Supplied material:
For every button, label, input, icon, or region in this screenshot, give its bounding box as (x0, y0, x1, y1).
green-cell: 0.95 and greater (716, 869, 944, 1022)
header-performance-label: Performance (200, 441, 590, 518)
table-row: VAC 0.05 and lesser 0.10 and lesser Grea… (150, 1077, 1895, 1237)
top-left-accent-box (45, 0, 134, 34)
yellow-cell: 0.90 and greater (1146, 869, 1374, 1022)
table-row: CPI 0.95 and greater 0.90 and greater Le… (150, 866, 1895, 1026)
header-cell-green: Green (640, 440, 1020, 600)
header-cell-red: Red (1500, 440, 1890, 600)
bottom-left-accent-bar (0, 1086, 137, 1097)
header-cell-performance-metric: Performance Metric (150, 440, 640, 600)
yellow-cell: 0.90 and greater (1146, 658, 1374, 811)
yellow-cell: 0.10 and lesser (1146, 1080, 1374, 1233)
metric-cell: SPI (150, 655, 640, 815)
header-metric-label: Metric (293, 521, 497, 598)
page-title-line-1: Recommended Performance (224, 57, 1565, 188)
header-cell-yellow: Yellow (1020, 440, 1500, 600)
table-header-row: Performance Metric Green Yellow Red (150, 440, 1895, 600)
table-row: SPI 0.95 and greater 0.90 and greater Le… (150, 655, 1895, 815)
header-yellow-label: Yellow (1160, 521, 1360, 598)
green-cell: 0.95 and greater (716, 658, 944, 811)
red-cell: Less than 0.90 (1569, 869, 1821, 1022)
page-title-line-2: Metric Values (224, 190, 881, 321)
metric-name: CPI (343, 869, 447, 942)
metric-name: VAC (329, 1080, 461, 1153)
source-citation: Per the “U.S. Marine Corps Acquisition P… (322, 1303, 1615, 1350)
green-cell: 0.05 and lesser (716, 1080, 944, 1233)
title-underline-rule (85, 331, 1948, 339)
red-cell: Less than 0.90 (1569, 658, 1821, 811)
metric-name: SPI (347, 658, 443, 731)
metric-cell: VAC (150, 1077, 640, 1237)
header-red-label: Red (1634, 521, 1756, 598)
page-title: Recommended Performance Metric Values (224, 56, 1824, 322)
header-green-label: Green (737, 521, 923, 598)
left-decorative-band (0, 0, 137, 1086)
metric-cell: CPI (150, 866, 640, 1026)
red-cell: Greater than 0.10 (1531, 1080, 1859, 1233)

Task details: Find each line in the entries above that contains the word "Performance" and copy those lines.

Exercise answer:
header-performance-label: Performance (200, 441, 590, 518)
header-cell-performance-metric: Performance Metric (150, 440, 640, 600)
page-title-line-1: Recommended Performance (224, 57, 1565, 188)
table-header-row: Performance Metric Green Yellow Red (150, 440, 1895, 600)
page-title: Recommended Performance Metric Values (224, 56, 1824, 322)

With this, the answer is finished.